TASK:
Exactly repeat the full listing that follows.

* * * *

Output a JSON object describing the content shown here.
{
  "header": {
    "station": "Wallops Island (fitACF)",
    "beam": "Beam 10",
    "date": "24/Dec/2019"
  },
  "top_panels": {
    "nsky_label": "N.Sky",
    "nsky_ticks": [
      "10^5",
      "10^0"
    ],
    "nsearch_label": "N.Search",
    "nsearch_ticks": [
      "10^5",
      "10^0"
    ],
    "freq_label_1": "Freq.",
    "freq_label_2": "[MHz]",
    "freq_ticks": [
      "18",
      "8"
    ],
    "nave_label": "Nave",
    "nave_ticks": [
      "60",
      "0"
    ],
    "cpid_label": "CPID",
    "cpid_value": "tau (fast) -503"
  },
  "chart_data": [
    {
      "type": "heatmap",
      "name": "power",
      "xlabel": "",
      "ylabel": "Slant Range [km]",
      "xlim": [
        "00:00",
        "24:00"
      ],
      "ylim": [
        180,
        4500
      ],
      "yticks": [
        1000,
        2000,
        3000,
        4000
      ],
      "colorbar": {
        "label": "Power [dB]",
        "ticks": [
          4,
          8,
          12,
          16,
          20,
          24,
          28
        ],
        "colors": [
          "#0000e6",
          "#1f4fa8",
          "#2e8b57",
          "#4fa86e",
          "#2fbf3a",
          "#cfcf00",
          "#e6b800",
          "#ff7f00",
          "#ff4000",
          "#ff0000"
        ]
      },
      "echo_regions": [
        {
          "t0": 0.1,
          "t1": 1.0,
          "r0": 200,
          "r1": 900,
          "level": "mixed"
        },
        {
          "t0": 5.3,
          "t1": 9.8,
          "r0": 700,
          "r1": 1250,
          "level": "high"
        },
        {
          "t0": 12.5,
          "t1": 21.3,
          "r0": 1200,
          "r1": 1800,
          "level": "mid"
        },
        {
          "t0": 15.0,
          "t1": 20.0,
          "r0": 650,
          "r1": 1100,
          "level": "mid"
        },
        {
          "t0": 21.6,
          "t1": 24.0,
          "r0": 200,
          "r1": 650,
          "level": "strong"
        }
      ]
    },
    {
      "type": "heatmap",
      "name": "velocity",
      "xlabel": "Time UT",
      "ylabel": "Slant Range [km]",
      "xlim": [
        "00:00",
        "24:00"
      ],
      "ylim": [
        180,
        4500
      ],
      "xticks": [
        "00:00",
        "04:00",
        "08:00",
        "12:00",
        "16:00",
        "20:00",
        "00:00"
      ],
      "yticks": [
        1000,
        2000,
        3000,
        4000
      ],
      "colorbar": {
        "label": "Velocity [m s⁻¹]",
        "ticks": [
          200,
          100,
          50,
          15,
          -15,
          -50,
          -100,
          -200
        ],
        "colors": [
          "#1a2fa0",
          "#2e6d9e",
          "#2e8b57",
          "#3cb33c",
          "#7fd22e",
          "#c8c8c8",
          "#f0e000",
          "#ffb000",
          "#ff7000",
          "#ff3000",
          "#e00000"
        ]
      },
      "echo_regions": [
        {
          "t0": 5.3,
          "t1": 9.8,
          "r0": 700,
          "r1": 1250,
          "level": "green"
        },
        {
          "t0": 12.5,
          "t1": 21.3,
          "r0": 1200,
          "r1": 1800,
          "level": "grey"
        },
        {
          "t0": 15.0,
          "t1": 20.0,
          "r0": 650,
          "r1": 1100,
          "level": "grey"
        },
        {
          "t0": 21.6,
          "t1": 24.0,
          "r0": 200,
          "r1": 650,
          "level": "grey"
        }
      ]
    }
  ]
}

* * * *

RESPONSE FOR THIS EXERCISE:
Output a JSON object describing the content shown here.
{
  "header": {
    "station": "Wallops Island (fitACF)",
    "beam": "Beam 10",
    "date": "24/Dec/2019"
  },
  "top_panels": {
    "nsky_label": "N.Sky",
    "nsky_ticks": [
      "10^5",
      "10^0"
    ],
    "nsearch_label": "N.Search",
    "nsearch_ticks": [
      "10^5",
      "10^0"
    ],
    "freq_label_1": "Freq.",
    "freq_label_2": "[MHz]",
    "freq_ticks": [
      "18",
      "8"
    ],
    "nave_label": "Nave",
    "nave_ticks": [
      "60",
      "0"
    ],
    "cpid_label": "CPID",
    "cpid_value": "tau (fast) -503"
  },
  "chart_data": [
    {
      "type": "heatmap",
      "name": "power",
      "xlabel": "",
      "ylabel": "Slant Range [km]",
      "xlim": [
        "00:00",
        "24:00"
      ],
      "ylim": [
        180,
        4500
      ],
      "yticks": [
        1000,
        2000,
        3000,
        4000
      ],
      "colorbar": {
        "label": "Power [dB]",
        "ticks": [
          4,
          8,
          12,
          16,
          20,
          24,
          28
        ],
        "colors": [
          "#0000e6",
          "#1f4fa8",
          "#2e8b57",
          "#4fa86e",
          "#2fbf3a",
          "#cfcf00",
          "#e6b800",
          "#ff7f00",
          "#ff4000",
          "#ff0000"
        ]
      },
      "echo_regions": [
        {
          "t0": 0.1,
          "t1": 1.0,
          "r0": 200,
          "r1": 900,
          "level": "mixed"
        },
        {
          "t0": 5.3,
          "t1": 9.8,
          "r0": 700,
          "r1": 1250,
          "level": "high"
        },
        {
          "t0": 12.5,
          "t1": 21.3,
          "r0": 1200,
          "r1": 1800,
          "level": "mid"
        },
        {
          "t0": 15.0,
          "t1": 20.0,
          "r0": 650,
          "r1": 1100,
          "level": "mid"
        },
        {
          "t0": 21.6,
          "t1": 24.0,
          "r0": 200,
          "r1": 650,
          "level": "strong"
        }
      ]
    },
    {
      "type": "heatmap",
      "name": "velocity",
      "xlabel": "Time UT",
      "ylabel": "Slant Range [km]",
      "xlim": [
        "00:00",
        "24:00"
      ],
      "ylim": [
        180,
        4500
      ],
      "xticks": [
        "00:00",
        "04:00",
        "08:00",
        "12:00",
        "16:00",
        "20:00",
        "00:00"
      ],
      "yticks": [
        1000,
        2000,
        3000,
        4000
      ],
      "colorbar": {
        "label": "Velocity [m s⁻¹]",
        "ticks": [
          200,
          100,
          50,
          15,
          -15,
          -50,
          -100,
          -200
        ],
        "colors": [
          "#1a2fa0",
          "#2e6d9e",
          "#2e8b57",
          "#3cb33c",
          "#7fd22e",
          "#c8c8c8",
          "#f0e000",
          "#ffb000",
          "#ff7000",
          "#ff3000",
          "#e00000"
        ]
      },
      "echo_regions": [
        {
          "t0": 5.3,
          "t1": 9.8,
          "r0": 700,
          "r1": 1250,
          "level": "green"
        },
        {
          "t0": 12.5,
          "t1": 21.3,
          "r0": 1200,
          "r1": 1800,
          "level": "grey"
        },
        {
          "t0": 15.0,
          "t1": 20.0,
          "r0": 650,
          "r1": 1100,
          "level": "grey"
        },
        {
          "t0": 21.6,
          "t1": 24.0,
          "r0": 200,
          "r1": 650,
          "level": "grey"
        }
      ]
    }
  ]
}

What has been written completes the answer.